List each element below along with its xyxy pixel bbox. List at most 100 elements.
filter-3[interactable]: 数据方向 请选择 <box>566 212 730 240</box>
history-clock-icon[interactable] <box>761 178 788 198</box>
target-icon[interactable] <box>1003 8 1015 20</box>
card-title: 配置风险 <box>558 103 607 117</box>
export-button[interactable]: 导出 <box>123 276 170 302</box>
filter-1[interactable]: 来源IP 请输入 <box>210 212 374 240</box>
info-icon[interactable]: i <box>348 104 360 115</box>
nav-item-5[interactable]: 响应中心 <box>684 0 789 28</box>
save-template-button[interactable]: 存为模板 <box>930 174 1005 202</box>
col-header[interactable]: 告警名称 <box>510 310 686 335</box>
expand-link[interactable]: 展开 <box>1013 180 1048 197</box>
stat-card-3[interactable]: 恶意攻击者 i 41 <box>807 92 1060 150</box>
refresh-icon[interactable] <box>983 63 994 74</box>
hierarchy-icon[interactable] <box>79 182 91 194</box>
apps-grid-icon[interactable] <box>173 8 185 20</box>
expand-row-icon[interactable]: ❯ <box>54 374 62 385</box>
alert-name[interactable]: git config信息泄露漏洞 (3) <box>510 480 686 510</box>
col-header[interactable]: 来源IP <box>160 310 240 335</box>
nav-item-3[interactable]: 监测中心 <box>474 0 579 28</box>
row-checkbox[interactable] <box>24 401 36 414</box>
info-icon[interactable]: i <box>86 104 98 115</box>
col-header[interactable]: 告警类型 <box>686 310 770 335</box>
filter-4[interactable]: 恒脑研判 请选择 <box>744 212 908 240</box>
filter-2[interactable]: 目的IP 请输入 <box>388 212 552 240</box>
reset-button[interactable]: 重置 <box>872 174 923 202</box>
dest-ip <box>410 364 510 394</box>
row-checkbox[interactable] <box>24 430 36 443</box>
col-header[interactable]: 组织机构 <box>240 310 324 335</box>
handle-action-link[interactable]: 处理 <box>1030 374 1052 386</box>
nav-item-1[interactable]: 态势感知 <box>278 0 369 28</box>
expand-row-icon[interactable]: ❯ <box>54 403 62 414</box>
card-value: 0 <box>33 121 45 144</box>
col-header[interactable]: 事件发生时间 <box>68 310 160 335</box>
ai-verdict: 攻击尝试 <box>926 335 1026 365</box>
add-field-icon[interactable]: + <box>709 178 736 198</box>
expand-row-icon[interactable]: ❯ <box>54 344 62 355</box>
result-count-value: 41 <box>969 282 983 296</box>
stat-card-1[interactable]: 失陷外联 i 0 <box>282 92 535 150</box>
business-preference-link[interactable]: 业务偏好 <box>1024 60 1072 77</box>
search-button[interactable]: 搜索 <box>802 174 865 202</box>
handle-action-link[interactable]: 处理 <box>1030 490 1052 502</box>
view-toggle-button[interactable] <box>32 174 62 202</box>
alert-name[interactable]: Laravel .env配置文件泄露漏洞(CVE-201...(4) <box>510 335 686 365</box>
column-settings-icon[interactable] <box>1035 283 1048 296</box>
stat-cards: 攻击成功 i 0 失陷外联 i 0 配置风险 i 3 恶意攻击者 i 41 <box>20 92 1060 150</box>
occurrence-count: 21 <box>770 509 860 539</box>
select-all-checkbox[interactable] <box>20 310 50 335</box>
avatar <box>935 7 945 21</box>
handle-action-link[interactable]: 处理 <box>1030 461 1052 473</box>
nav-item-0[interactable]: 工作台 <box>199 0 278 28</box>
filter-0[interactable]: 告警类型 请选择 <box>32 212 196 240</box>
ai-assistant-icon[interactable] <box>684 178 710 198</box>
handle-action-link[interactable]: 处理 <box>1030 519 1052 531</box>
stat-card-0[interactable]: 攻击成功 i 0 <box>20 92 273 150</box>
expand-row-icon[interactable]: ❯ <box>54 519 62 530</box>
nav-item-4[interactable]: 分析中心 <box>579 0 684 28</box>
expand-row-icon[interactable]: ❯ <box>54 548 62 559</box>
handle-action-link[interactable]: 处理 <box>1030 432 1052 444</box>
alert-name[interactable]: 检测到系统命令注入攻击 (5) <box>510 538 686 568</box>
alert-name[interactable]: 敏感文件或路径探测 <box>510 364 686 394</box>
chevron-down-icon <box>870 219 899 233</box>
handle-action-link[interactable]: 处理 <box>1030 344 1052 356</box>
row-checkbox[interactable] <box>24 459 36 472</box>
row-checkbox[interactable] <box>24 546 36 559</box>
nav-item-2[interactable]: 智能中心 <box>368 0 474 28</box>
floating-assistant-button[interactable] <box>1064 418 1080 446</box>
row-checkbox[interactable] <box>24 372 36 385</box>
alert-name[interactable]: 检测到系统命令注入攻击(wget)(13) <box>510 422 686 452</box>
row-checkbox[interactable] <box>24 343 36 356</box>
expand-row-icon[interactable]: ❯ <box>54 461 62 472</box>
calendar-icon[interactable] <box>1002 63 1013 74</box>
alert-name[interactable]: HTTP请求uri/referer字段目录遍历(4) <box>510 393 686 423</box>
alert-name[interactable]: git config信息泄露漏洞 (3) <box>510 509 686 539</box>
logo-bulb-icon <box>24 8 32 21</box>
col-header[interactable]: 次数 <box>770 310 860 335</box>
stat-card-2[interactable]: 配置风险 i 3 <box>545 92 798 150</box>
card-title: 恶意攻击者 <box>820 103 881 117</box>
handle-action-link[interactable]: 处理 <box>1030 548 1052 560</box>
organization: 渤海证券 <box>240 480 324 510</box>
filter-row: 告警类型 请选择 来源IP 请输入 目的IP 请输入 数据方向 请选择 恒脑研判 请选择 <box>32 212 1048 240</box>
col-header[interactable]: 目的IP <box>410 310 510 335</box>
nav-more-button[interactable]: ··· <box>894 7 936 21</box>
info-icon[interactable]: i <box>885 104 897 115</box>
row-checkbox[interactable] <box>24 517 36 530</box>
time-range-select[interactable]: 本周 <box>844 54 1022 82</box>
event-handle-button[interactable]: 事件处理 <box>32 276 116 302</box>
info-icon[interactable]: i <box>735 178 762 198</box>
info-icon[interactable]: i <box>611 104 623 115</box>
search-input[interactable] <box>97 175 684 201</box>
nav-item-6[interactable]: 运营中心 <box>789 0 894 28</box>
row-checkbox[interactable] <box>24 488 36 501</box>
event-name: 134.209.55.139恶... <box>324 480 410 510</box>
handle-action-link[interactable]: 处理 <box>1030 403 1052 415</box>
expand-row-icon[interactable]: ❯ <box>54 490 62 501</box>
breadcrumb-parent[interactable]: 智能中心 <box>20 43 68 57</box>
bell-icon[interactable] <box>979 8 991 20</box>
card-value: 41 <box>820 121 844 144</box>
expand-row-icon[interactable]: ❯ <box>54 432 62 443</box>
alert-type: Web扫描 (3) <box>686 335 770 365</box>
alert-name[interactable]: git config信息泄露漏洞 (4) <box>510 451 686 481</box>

___

## TASK DETAILS
Find every line in the listing above that contains the string "config信息泄露漏洞", matching case exactly, and copy each of those lines in full.

## CORRECT RESPONSE
alert-name[interactable]: git config信息泄露漏洞 (3) <box>510 480 686 510</box>
alert-name[interactable]: git config信息泄露漏洞 (3) <box>510 509 686 539</box>
alert-name[interactable]: git config信息泄露漏洞 (4) <box>510 451 686 481</box>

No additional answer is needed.